The task: Wherever the word "name" appears in a line, extract that line.

Available records:
►
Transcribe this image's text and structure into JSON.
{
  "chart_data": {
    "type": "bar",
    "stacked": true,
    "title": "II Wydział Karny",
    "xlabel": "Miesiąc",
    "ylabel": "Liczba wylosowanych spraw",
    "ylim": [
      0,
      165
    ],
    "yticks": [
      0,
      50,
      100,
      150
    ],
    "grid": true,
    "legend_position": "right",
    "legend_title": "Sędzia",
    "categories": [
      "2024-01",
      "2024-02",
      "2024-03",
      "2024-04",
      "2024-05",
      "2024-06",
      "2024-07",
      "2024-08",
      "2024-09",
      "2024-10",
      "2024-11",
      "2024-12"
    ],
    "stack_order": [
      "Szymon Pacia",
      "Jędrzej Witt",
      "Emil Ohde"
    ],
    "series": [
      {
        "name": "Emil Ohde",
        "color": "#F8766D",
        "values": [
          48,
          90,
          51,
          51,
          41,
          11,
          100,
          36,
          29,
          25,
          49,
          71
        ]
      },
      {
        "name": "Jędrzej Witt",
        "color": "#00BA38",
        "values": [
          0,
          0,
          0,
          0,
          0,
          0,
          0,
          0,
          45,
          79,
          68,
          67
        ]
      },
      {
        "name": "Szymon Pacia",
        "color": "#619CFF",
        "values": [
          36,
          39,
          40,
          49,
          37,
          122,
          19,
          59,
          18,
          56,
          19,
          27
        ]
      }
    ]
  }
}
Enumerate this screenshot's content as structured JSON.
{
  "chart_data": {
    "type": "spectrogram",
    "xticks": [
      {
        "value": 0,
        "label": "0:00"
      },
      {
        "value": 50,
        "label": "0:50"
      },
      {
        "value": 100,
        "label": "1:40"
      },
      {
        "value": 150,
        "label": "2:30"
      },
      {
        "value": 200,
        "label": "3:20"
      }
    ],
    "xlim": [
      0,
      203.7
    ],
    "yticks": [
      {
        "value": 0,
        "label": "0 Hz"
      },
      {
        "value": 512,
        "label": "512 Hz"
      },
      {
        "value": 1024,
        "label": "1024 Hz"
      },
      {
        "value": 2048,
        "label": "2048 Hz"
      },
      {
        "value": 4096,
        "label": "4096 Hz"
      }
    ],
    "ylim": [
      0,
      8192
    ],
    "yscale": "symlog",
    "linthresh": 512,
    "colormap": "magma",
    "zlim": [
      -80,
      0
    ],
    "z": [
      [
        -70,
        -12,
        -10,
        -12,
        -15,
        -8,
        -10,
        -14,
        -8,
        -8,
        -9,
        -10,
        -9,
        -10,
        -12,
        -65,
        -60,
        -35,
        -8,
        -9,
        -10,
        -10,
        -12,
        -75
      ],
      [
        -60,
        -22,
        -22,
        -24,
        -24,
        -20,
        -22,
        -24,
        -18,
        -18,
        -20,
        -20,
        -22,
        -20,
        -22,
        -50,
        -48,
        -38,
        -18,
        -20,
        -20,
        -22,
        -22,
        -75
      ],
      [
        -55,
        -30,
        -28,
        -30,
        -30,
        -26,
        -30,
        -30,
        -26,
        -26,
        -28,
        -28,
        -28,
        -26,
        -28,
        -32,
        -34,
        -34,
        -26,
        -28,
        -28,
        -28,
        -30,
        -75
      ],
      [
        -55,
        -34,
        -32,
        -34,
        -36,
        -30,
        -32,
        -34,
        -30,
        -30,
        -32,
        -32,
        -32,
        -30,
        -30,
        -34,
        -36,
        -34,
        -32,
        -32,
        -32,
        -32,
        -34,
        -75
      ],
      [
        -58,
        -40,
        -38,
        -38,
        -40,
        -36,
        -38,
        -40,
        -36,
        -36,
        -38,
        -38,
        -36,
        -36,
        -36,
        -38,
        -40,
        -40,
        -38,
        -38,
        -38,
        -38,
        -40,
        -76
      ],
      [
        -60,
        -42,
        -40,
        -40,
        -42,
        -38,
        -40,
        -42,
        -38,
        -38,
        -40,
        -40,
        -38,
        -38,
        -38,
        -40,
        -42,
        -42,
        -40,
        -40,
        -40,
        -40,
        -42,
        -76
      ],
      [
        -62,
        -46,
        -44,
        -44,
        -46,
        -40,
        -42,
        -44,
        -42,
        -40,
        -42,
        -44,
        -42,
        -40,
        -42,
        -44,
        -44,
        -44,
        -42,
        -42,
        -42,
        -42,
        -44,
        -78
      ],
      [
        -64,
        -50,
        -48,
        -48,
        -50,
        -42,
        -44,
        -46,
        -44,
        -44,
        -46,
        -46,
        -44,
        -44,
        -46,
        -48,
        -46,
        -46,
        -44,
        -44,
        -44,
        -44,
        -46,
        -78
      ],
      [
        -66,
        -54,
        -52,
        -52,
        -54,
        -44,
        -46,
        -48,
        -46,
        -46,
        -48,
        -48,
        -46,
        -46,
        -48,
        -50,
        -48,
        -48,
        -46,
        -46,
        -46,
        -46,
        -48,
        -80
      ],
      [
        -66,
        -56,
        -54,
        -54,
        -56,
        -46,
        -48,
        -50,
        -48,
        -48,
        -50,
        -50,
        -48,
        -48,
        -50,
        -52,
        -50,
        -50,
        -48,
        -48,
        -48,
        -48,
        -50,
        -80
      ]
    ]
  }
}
◄
Solved problem:
        "name": "Emil Ohde",
        "name": "Jędrzej Witt",
        "name": "Szymon Pacia",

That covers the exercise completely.